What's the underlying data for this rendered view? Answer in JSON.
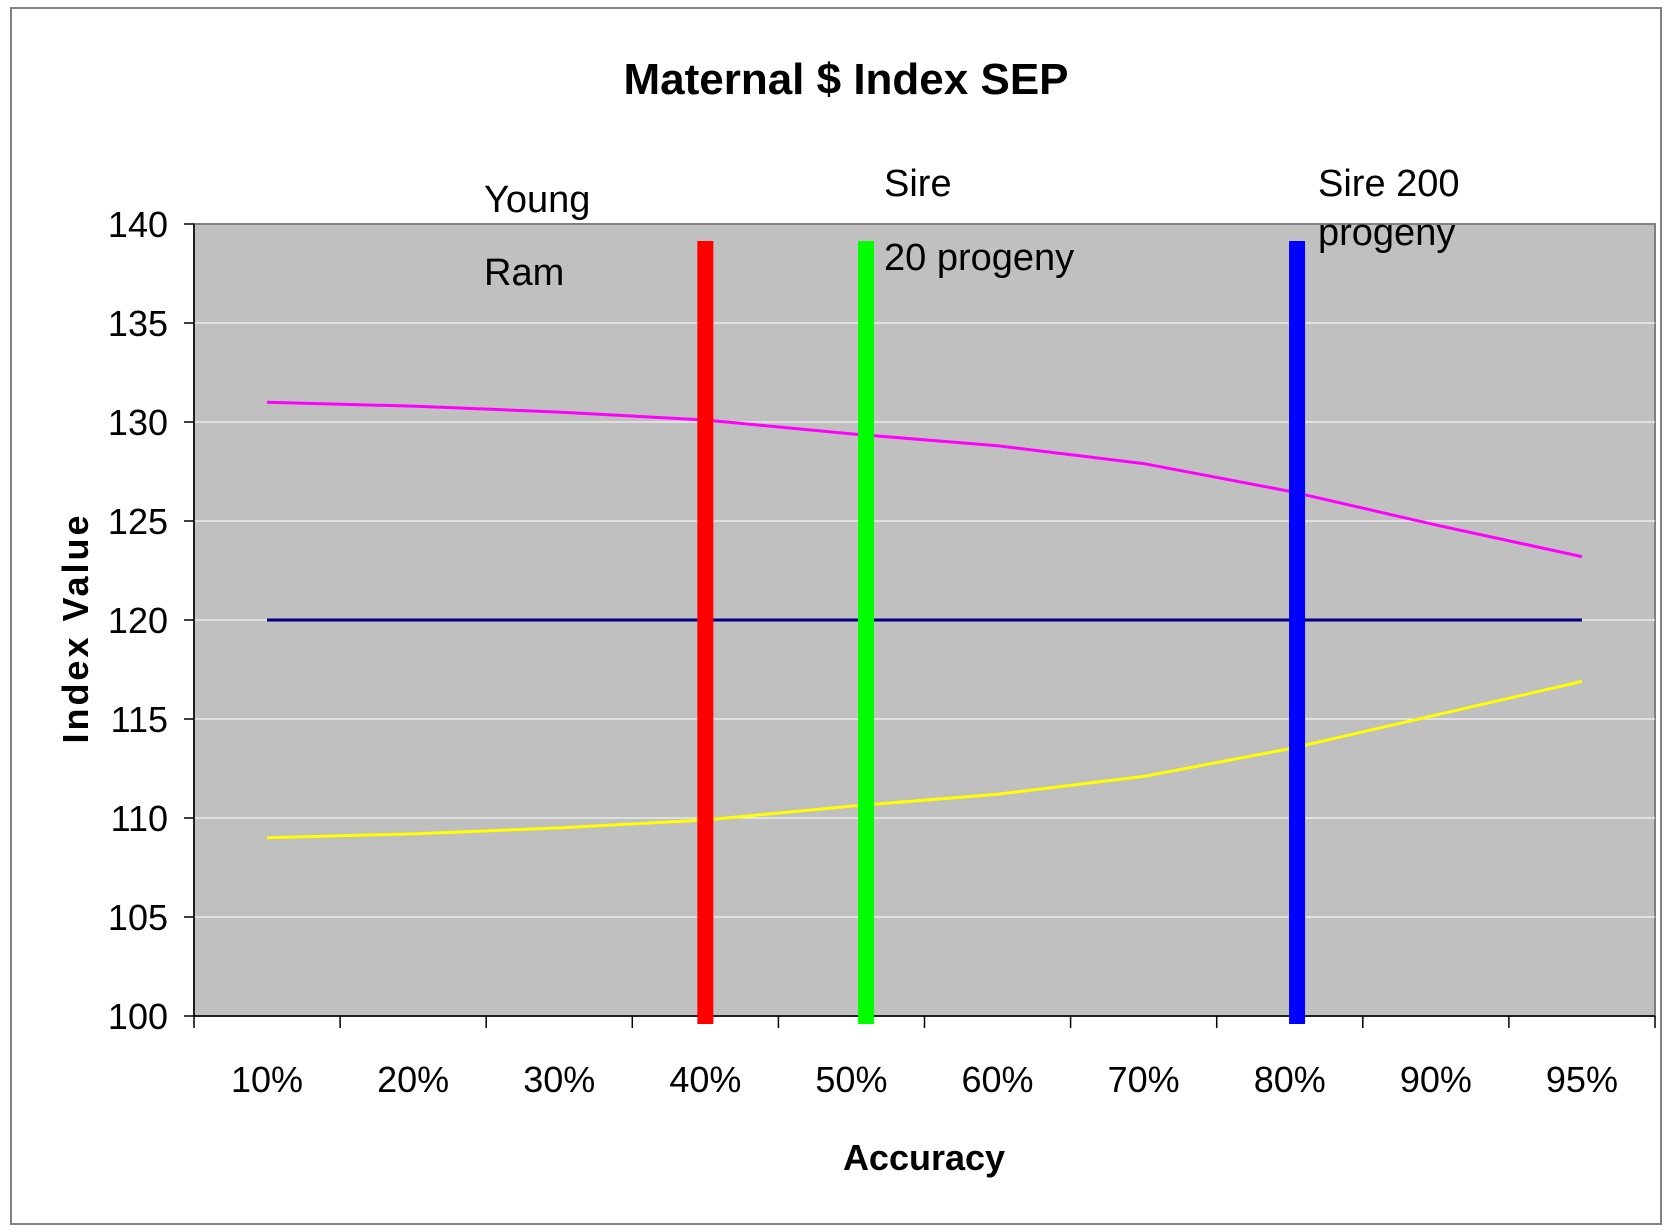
{
  "chart_data": {
    "type": "line",
    "title": "Maternal $ Index SEP",
    "xlabel": "Accuracy",
    "ylabel": "Index Value",
    "categories": [
      "10%",
      "20%",
      "30%",
      "40%",
      "50%",
      "60%",
      "70%",
      "80%",
      "90%",
      "95%"
    ],
    "ylim": [
      100,
      140
    ],
    "yticks": [
      100,
      105,
      110,
      115,
      120,
      125,
      130,
      135,
      140
    ],
    "grid": "horizontal lines on plot area",
    "series": [
      {
        "values": [
          131.0,
          130.8,
          130.5,
          130.1,
          129.4,
          128.8,
          127.9,
          126.5,
          124.8,
          123.2
        ],
        "color": "#ff00ff"
      },
      {
        "values": [
          120,
          120,
          120,
          120,
          120,
          120,
          120,
          120,
          120,
          120
        ],
        "color": "#000080"
      },
      {
        "values": [
          109.0,
          109.2,
          109.5,
          109.9,
          110.6,
          111.2,
          112.1,
          113.5,
          115.2,
          116.9
        ],
        "color": "#ffff00"
      }
    ],
    "markers": [
      {
        "label_lines": [
          "Young",
          "Ram"
        ],
        "x_position": 3.0,
        "color": "#ff0000"
      },
      {
        "label_lines": [
          "Sire",
          "20 progeny"
        ],
        "x_position": 4.1,
        "color": "#00ff00"
      },
      {
        "label_lines": [
          "Sire 200",
          "progeny"
        ],
        "x_position": 7.05,
        "color": "#0000ff"
      }
    ],
    "colors": {
      "plot_background": "#c0c0c0",
      "gridline": "#ffffff",
      "frame": "#808080"
    }
  }
}
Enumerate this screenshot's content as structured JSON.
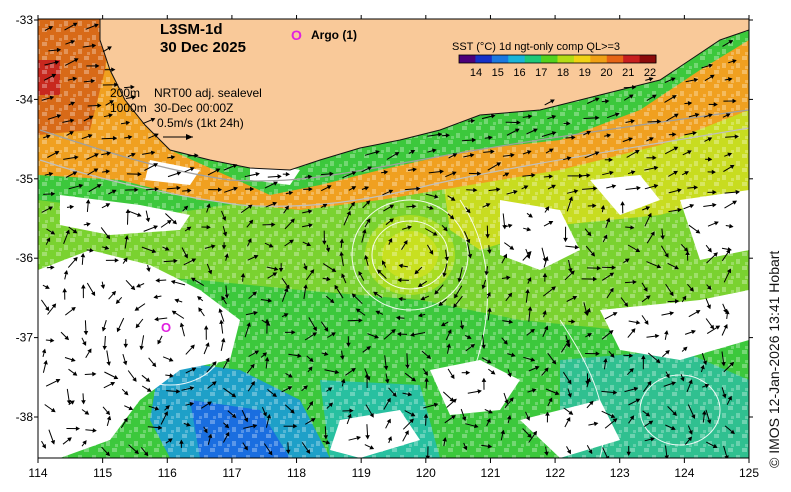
{
  "product": "L3SM-1d",
  "date": "30 Dec 2025",
  "argo": {
    "marker": "O",
    "label": "Argo (1)"
  },
  "info": {
    "line1_depth": "200m",
    "line1_text": "NRT00 adj. sealevel",
    "line2_depth": "1000m",
    "line2_text": "30-Dec 00:00Z",
    "scale": "0.5m/s (1kt 24h)"
  },
  "colorbar": {
    "title": "SST (°C) 1d ngt-only comp QL>=3",
    "ticks": [
      "14",
      "15",
      "16",
      "17",
      "18",
      "19",
      "20",
      "21",
      "22"
    ],
    "colors": [
      "#4b007a",
      "#1530c8",
      "#1a78e0",
      "#19b4d8",
      "#1ec878",
      "#52d21e",
      "#b4dc14",
      "#f0d214",
      "#f0a014",
      "#e66414",
      "#c81e1e",
      "#8c0a0a"
    ]
  },
  "axes": {
    "x_ticks": [
      "114",
      "115",
      "116",
      "117",
      "118",
      "119",
      "120",
      "121",
      "122",
      "123",
      "124",
      "125"
    ],
    "y_ticks": [
      "-33",
      "-34",
      "-35",
      "-36",
      "-37",
      "-38"
    ]
  },
  "credit": "© IMOS 12-Jan-2026 13:41 Hobart",
  "colors": {
    "land": "#f9c999",
    "argo": "#e020e0",
    "coast": "#111111"
  }
}
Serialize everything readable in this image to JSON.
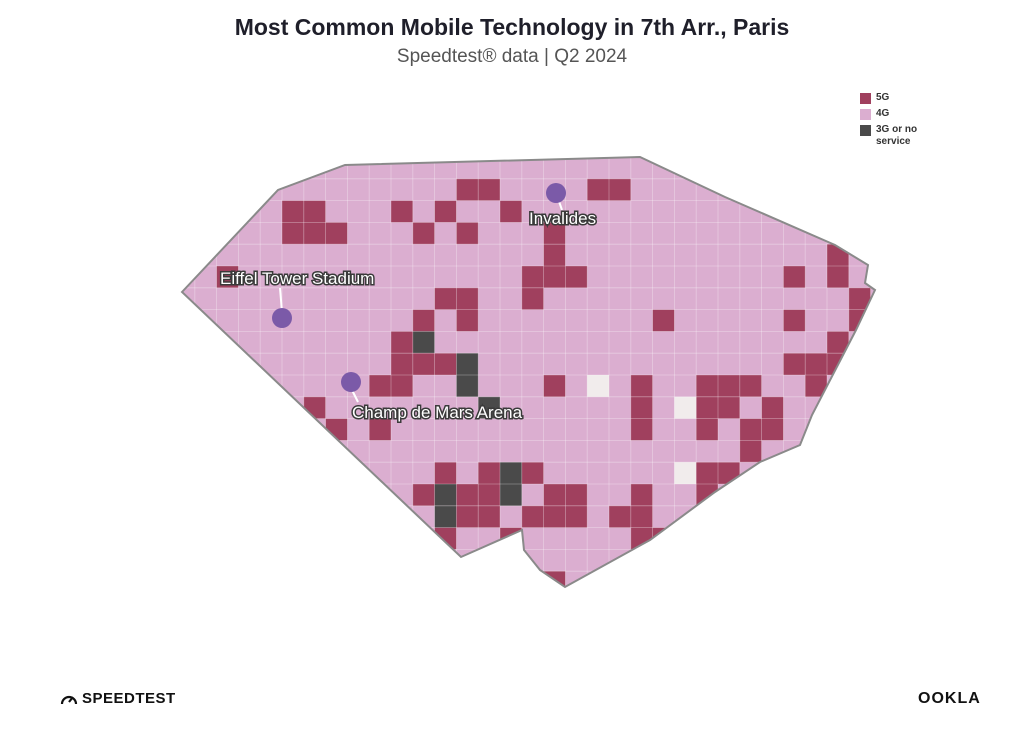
{
  "title": "Most Common Mobile Technology in 7th Arr., Paris",
  "subtitle": "Speedtest® data | Q2 2024",
  "legend": {
    "items": [
      {
        "label": "5G",
        "color": "#a0405e"
      },
      {
        "label": "4G",
        "color": "#dbaed0"
      },
      {
        "label": "3G or no service",
        "color": "#4a4a4a"
      }
    ]
  },
  "colors": {
    "5g": "#a0405e",
    "4g": "#dbaed0",
    "3g": "#4a4a4a",
    "no_data": "#f1ecec",
    "outline": "#8a8a8a",
    "poi_marker": "#7b5aa8"
  },
  "points_of_interest": [
    {
      "name": "Invalides",
      "icon": "location-dot-icon"
    },
    {
      "name": "Eiffel Tower Stadium",
      "icon": "location-dot-icon"
    },
    {
      "name": "Champ de Mars Arena",
      "icon": "location-dot-icon"
    }
  ],
  "branding": {
    "left": "SPEEDTEST",
    "left_icon": "speedometer-icon",
    "right": "OOKLA"
  }
}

● Work instructions: With pictures omitted, reproduce exactly the lines from the line containing "Serialize everything readable" through the end of the data above.

● Answer:
Serialize everything readable in this image to JSON.
{
  "title": "Most Common Mobile Technology in 7th Arr., Paris",
  "subtitle": "Speedtest® data | Q2 2024",
  "legend": {
    "items": [
      {
        "label": "5G",
        "color": "#a0405e"
      },
      {
        "label": "4G",
        "color": "#dbaed0"
      },
      {
        "label": "3G or no service",
        "color": "#4a4a4a"
      }
    ]
  },
  "colors": {
    "5g": "#a0405e",
    "4g": "#dbaed0",
    "3g": "#4a4a4a",
    "no_data": "#f1ecec",
    "outline": "#8a8a8a",
    "poi_marker": "#7b5aa8"
  },
  "points_of_interest": [
    {
      "name": "Invalides",
      "icon": "location-dot-icon"
    },
    {
      "name": "Eiffel Tower Stadium",
      "icon": "location-dot-icon"
    },
    {
      "name": "Champ de Mars Arena",
      "icon": "location-dot-icon"
    }
  ],
  "branding": {
    "left": "SPEEDTEST",
    "left_icon": "speedometer-icon",
    "right": "OOKLA"
  }
}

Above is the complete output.